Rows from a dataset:
***

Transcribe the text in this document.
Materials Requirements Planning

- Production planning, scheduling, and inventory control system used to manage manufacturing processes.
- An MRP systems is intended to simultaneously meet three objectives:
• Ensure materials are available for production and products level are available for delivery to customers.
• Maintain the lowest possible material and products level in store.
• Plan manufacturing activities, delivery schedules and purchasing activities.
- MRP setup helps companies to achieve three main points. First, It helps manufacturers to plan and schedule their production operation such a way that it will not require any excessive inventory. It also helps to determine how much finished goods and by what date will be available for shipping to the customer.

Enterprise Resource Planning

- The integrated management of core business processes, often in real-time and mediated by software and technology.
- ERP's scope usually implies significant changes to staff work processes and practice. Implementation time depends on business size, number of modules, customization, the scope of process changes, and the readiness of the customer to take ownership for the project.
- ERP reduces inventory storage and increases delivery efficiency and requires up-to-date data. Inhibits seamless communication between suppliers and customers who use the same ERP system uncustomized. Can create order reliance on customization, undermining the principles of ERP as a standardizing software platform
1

***

Aim
Copy every line of the listing that includes the string "products".

Response to this task
• Ensure materials are available for production and products level are available for delivery to customers.
• Maintain the lowest possible material and products level in store.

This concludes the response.